CHALLENGE -> Your task is to extract every entry that follows word for word while excluding the pictures.

MATERIAL FOR THE TASK ->
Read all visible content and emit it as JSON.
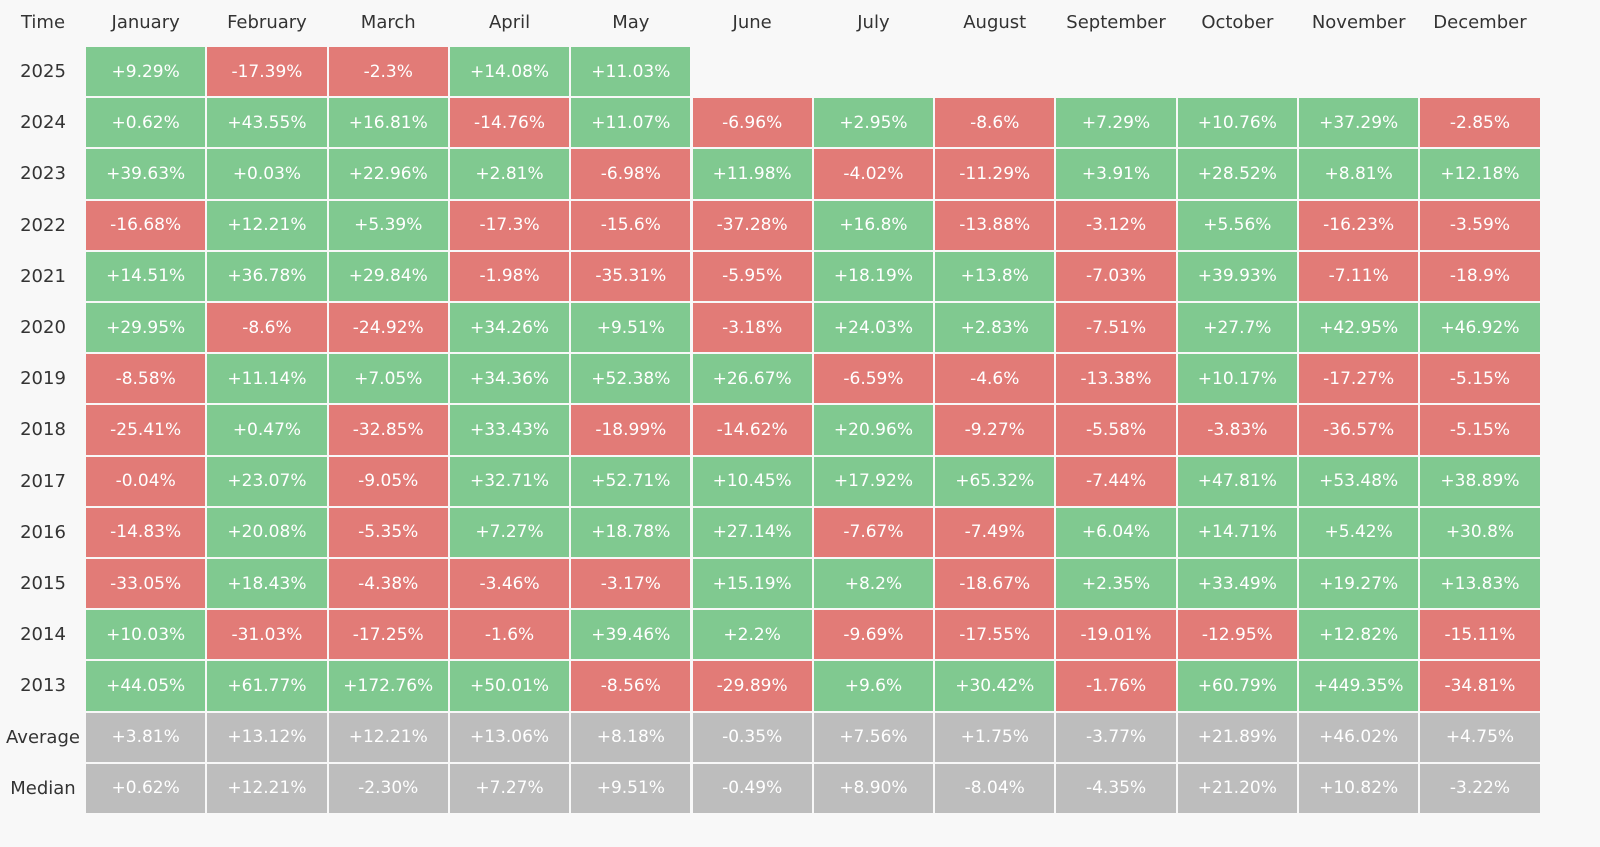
{
  "table": {
    "header": [
      "Time",
      "January",
      "February",
      "March",
      "April",
      "May",
      "June",
      "July",
      "August",
      "September",
      "October",
      "November",
      "December"
    ],
    "rows": [
      {
        "label": "2025",
        "cells": [
          "+9.29%",
          "-17.39%",
          "-2.3%",
          "+14.08%",
          "+11.03%"
        ]
      },
      {
        "label": "2024",
        "cells": [
          "+0.62%",
          "+43.55%",
          "+16.81%",
          "-14.76%",
          "+11.07%",
          "-6.96%",
          "+2.95%",
          "-8.6%",
          "+7.29%",
          "+10.76%",
          "+37.29%",
          "-2.85%"
        ]
      },
      {
        "label": "2023",
        "cells": [
          "+39.63%",
          "+0.03%",
          "+22.96%",
          "+2.81%",
          "-6.98%",
          "+11.98%",
          "-4.02%",
          "-11.29%",
          "+3.91%",
          "+28.52%",
          "+8.81%",
          "+12.18%"
        ]
      },
      {
        "label": "2022",
        "cells": [
          "-16.68%",
          "+12.21%",
          "+5.39%",
          "-17.3%",
          "-15.6%",
          "-37.28%",
          "+16.8%",
          "-13.88%",
          "-3.12%",
          "+5.56%",
          "-16.23%",
          "-3.59%"
        ]
      },
      {
        "label": "2021",
        "cells": [
          "+14.51%",
          "+36.78%",
          "+29.84%",
          "-1.98%",
          "-35.31%",
          "-5.95%",
          "+18.19%",
          "+13.8%",
          "-7.03%",
          "+39.93%",
          "-7.11%",
          "-18.9%"
        ]
      },
      {
        "label": "2020",
        "cells": [
          "+29.95%",
          "-8.6%",
          "-24.92%",
          "+34.26%",
          "+9.51%",
          "-3.18%",
          "+24.03%",
          "+2.83%",
          "-7.51%",
          "+27.7%",
          "+42.95%",
          "+46.92%"
        ]
      },
      {
        "label": "2019",
        "cells": [
          "-8.58%",
          "+11.14%",
          "+7.05%",
          "+34.36%",
          "+52.38%",
          "+26.67%",
          "-6.59%",
          "-4.6%",
          "-13.38%",
          "+10.17%",
          "-17.27%",
          "-5.15%"
        ]
      },
      {
        "label": "2018",
        "cells": [
          "-25.41%",
          "+0.47%",
          "-32.85%",
          "+33.43%",
          "-18.99%",
          "-14.62%",
          "+20.96%",
          "-9.27%",
          "-5.58%",
          "-3.83%",
          "-36.57%",
          "-5.15%"
        ]
      },
      {
        "label": "2017",
        "cells": [
          "-0.04%",
          "+23.07%",
          "-9.05%",
          "+32.71%",
          "+52.71%",
          "+10.45%",
          "+17.92%",
          "+65.32%",
          "-7.44%",
          "+47.81%",
          "+53.48%",
          "+38.89%"
        ]
      },
      {
        "label": "2016",
        "cells": [
          "-14.83%",
          "+20.08%",
          "-5.35%",
          "+7.27%",
          "+18.78%",
          "+27.14%",
          "-7.67%",
          "-7.49%",
          "+6.04%",
          "+14.71%",
          "+5.42%",
          "+30.8%"
        ]
      },
      {
        "label": "2015",
        "cells": [
          "-33.05%",
          "+18.43%",
          "-4.38%",
          "-3.46%",
          "-3.17%",
          "+15.19%",
          "+8.2%",
          "-18.67%",
          "+2.35%",
          "+33.49%",
          "+19.27%",
          "+13.83%"
        ]
      },
      {
        "label": "2014",
        "cells": [
          "+10.03%",
          "-31.03%",
          "-17.25%",
          "-1.6%",
          "+39.46%",
          "+2.2%",
          "-9.69%",
          "-17.55%",
          "-19.01%",
          "-12.95%",
          "+12.82%",
          "-15.11%"
        ]
      },
      {
        "label": "2013",
        "cells": [
          "+44.05%",
          "+61.77%",
          "+172.76%",
          "+50.01%",
          "-8.56%",
          "-29.89%",
          "+9.6%",
          "+30.42%",
          "-1.76%",
          "+60.79%",
          "+449.35%",
          "-34.81%"
        ]
      }
    ],
    "summary": [
      {
        "label": "Average",
        "cells": [
          "+3.81%",
          "+13.12%",
          "+12.21%",
          "+13.06%",
          "+8.18%",
          "-0.35%",
          "+7.56%",
          "+1.75%",
          "-3.77%",
          "+21.89%",
          "+46.02%",
          "+4.75%"
        ]
      },
      {
        "label": "Median",
        "cells": [
          "+0.62%",
          "+12.21%",
          "-2.30%",
          "+7.27%",
          "+9.51%",
          "-0.49%",
          "+8.90%",
          "-8.04%",
          "-4.35%",
          "+21.20%",
          "+10.82%",
          "-3.22%"
        ]
      }
    ]
  }
}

TASK SOLUTION ->
Read all visible content and emit it as JSON.
{
  "table": {
    "header": [
      "Time",
      "January",
      "February",
      "March",
      "April",
      "May",
      "June",
      "July",
      "August",
      "September",
      "October",
      "November",
      "December"
    ],
    "rows": [
      {
        "label": "2025",
        "cells": [
          "+9.29%",
          "-17.39%",
          "-2.3%",
          "+14.08%",
          "+11.03%"
        ]
      },
      {
        "label": "2024",
        "cells": [
          "+0.62%",
          "+43.55%",
          "+16.81%",
          "-14.76%",
          "+11.07%",
          "-6.96%",
          "+2.95%",
          "-8.6%",
          "+7.29%",
          "+10.76%",
          "+37.29%",
          "-2.85%"
        ]
      },
      {
        "label": "2023",
        "cells": [
          "+39.63%",
          "+0.03%",
          "+22.96%",
          "+2.81%",
          "-6.98%",
          "+11.98%",
          "-4.02%",
          "-11.29%",
          "+3.91%",
          "+28.52%",
          "+8.81%",
          "+12.18%"
        ]
      },
      {
        "label": "2022",
        "cells": [
          "-16.68%",
          "+12.21%",
          "+5.39%",
          "-17.3%",
          "-15.6%",
          "-37.28%",
          "+16.8%",
          "-13.88%",
          "-3.12%",
          "+5.56%",
          "-16.23%",
          "-3.59%"
        ]
      },
      {
        "label": "2021",
        "cells": [
          "+14.51%",
          "+36.78%",
          "+29.84%",
          "-1.98%",
          "-35.31%",
          "-5.95%",
          "+18.19%",
          "+13.8%",
          "-7.03%",
          "+39.93%",
          "-7.11%",
          "-18.9%"
        ]
      },
      {
        "label": "2020",
        "cells": [
          "+29.95%",
          "-8.6%",
          "-24.92%",
          "+34.26%",
          "+9.51%",
          "-3.18%",
          "+24.03%",
          "+2.83%",
          "-7.51%",
          "+27.7%",
          "+42.95%",
          "+46.92%"
        ]
      },
      {
        "label": "2019",
        "cells": [
          "-8.58%",
          "+11.14%",
          "+7.05%",
          "+34.36%",
          "+52.38%",
          "+26.67%",
          "-6.59%",
          "-4.6%",
          "-13.38%",
          "+10.17%",
          "-17.27%",
          "-5.15%"
        ]
      },
      {
        "label": "2018",
        "cells": [
          "-25.41%",
          "+0.47%",
          "-32.85%",
          "+33.43%",
          "-18.99%",
          "-14.62%",
          "+20.96%",
          "-9.27%",
          "-5.58%",
          "-3.83%",
          "-36.57%",
          "-5.15%"
        ]
      },
      {
        "label": "2017",
        "cells": [
          "-0.04%",
          "+23.07%",
          "-9.05%",
          "+32.71%",
          "+52.71%",
          "+10.45%",
          "+17.92%",
          "+65.32%",
          "-7.44%",
          "+47.81%",
          "+53.48%",
          "+38.89%"
        ]
      },
      {
        "label": "2016",
        "cells": [
          "-14.83%",
          "+20.08%",
          "-5.35%",
          "+7.27%",
          "+18.78%",
          "+27.14%",
          "-7.67%",
          "-7.49%",
          "+6.04%",
          "+14.71%",
          "+5.42%",
          "+30.8%"
        ]
      },
      {
        "label": "2015",
        "cells": [
          "-33.05%",
          "+18.43%",
          "-4.38%",
          "-3.46%",
          "-3.17%",
          "+15.19%",
          "+8.2%",
          "-18.67%",
          "+2.35%",
          "+33.49%",
          "+19.27%",
          "+13.83%"
        ]
      },
      {
        "label": "2014",
        "cells": [
          "+10.03%",
          "-31.03%",
          "-17.25%",
          "-1.6%",
          "+39.46%",
          "+2.2%",
          "-9.69%",
          "-17.55%",
          "-19.01%",
          "-12.95%",
          "+12.82%",
          "-15.11%"
        ]
      },
      {
        "label": "2013",
        "cells": [
          "+44.05%",
          "+61.77%",
          "+172.76%",
          "+50.01%",
          "-8.56%",
          "-29.89%",
          "+9.6%",
          "+30.42%",
          "-1.76%",
          "+60.79%",
          "+449.35%",
          "-34.81%"
        ]
      }
    ],
    "summary": [
      {
        "label": "Average",
        "cells": [
          "+3.81%",
          "+13.12%",
          "+12.21%",
          "+13.06%",
          "+8.18%",
          "-0.35%",
          "+7.56%",
          "+1.75%",
          "-3.77%",
          "+21.89%",
          "+46.02%",
          "+4.75%"
        ]
      },
      {
        "label": "Median",
        "cells": [
          "+0.62%",
          "+12.21%",
          "-2.30%",
          "+7.27%",
          "+9.51%",
          "-0.49%",
          "+8.90%",
          "-8.04%",
          "-4.35%",
          "+21.20%",
          "+10.82%",
          "-3.22%"
        ]
      }
    ]
  }
}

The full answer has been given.